> PROBLEM TO SOLVE
Report how many lines of the listing below include the word "uirtu". Give nothing but the number.

[Recorded data]
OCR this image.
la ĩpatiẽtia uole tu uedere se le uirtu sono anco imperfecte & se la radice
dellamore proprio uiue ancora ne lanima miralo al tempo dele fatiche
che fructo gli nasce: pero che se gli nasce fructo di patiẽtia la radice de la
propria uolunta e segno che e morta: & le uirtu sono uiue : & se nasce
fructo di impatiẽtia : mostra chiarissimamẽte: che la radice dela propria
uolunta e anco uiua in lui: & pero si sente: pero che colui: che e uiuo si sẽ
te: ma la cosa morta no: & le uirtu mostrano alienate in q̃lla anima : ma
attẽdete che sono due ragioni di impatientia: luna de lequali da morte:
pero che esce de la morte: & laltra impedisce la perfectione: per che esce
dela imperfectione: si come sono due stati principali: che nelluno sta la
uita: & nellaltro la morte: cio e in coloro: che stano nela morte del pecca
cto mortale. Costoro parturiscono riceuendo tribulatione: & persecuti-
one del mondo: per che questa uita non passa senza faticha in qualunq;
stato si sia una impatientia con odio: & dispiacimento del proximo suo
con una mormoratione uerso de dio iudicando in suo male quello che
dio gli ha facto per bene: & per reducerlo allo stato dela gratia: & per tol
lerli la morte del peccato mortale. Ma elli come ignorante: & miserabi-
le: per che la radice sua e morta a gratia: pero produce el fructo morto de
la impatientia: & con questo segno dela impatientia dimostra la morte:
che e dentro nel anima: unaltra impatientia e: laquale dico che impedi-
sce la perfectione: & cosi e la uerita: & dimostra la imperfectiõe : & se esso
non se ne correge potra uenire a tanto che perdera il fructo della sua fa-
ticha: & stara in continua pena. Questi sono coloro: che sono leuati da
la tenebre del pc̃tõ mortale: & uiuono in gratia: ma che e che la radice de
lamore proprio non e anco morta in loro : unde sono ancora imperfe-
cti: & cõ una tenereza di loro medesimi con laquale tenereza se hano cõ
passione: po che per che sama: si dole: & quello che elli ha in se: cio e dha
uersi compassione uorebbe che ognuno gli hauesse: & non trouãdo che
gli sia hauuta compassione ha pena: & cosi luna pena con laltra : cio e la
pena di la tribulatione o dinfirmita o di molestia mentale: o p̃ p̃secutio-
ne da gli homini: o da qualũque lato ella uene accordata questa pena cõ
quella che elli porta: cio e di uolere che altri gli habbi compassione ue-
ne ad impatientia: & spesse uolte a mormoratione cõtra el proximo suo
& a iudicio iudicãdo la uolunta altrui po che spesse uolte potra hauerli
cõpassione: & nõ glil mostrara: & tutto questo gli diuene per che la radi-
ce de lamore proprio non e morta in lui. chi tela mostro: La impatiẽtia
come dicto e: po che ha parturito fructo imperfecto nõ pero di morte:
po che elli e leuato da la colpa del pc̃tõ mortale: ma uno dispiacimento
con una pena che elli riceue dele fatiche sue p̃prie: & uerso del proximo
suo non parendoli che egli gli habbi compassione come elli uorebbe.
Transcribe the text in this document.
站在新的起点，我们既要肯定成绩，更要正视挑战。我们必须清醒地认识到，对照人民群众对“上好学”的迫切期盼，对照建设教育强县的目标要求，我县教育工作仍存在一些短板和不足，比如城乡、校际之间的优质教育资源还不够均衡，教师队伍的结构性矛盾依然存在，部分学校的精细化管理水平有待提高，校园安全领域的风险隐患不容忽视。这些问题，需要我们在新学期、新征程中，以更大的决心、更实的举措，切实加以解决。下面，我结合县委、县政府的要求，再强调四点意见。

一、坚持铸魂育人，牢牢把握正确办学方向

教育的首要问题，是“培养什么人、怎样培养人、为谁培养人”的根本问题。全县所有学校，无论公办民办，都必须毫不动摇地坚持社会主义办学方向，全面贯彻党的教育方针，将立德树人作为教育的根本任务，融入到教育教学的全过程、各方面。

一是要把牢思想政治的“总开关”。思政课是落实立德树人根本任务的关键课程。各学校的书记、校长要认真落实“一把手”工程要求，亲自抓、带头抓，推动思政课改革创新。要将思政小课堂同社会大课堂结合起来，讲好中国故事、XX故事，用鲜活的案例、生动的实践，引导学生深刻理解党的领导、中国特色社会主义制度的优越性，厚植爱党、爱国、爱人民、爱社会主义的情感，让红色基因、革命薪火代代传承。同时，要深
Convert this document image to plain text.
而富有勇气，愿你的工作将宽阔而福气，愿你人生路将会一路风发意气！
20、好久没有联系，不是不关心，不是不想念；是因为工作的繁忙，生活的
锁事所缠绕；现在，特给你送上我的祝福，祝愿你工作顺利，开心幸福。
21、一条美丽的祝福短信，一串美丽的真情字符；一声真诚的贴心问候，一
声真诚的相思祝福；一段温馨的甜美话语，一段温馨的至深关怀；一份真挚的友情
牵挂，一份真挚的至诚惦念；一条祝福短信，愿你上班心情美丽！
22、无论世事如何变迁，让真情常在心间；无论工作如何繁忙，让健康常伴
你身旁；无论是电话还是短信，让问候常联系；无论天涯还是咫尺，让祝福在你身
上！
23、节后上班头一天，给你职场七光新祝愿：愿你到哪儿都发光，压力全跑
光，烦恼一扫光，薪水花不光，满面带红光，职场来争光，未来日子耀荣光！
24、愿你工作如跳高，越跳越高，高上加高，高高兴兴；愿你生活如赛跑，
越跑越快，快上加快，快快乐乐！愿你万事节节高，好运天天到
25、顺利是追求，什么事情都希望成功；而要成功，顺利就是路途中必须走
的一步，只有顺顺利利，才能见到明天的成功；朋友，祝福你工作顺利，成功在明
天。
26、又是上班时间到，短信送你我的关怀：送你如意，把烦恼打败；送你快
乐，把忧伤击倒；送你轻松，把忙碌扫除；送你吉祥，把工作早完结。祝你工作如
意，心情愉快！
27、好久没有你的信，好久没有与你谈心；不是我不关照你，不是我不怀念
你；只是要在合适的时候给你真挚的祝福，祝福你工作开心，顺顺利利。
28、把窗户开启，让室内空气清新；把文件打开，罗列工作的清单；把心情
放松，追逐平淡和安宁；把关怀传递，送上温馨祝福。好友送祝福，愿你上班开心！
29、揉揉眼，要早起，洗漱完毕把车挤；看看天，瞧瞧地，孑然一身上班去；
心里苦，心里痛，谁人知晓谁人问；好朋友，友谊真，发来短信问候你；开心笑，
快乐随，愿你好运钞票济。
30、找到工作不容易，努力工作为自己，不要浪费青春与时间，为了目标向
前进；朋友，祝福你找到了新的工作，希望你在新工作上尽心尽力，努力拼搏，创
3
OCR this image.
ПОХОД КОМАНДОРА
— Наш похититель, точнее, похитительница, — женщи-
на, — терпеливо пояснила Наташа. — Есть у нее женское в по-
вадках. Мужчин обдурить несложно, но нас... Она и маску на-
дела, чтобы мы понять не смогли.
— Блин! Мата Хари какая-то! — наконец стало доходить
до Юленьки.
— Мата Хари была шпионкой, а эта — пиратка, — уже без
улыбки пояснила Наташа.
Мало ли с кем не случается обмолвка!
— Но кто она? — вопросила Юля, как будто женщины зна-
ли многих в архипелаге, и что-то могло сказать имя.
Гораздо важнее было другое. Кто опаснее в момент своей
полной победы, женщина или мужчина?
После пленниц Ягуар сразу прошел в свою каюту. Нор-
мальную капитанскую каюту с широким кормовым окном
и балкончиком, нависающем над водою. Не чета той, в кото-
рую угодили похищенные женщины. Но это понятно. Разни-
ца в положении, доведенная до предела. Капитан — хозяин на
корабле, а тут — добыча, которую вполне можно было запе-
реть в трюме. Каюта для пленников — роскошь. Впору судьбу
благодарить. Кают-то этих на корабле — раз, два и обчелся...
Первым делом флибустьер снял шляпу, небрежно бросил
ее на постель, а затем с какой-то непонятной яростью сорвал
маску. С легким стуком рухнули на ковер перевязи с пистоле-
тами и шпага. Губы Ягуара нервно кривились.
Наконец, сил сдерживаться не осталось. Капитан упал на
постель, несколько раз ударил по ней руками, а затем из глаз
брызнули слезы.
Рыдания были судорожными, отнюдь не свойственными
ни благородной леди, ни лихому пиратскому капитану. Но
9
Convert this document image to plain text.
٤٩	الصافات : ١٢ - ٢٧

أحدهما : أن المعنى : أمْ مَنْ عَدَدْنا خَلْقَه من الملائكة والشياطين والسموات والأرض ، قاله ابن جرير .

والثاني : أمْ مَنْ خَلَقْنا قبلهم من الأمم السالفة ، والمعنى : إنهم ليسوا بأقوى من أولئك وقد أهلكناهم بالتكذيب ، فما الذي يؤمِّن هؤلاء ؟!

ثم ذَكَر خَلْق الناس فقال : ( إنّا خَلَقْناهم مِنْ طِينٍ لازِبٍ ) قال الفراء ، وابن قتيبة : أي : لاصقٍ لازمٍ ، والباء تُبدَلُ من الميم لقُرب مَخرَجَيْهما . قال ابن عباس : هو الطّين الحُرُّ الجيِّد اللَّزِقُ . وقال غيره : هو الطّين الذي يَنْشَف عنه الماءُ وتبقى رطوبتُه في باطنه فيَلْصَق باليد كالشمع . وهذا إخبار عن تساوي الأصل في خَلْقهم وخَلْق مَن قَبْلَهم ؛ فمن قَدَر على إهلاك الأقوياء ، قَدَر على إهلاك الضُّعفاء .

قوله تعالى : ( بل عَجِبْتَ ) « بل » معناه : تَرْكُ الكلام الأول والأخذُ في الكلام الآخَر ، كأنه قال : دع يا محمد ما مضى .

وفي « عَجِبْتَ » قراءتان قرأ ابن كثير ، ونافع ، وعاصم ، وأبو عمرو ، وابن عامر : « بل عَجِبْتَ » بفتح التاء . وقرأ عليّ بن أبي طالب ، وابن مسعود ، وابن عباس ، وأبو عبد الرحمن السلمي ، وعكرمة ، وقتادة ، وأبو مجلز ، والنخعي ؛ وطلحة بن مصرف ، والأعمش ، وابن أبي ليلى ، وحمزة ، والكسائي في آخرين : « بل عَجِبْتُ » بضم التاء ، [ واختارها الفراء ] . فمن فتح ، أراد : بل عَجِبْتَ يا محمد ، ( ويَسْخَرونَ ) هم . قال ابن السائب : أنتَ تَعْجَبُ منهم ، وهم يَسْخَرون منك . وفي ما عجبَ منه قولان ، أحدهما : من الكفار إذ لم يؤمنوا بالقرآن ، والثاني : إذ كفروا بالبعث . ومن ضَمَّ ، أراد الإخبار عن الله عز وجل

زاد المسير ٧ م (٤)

> SOLUTION TO THIS PROBLEM
3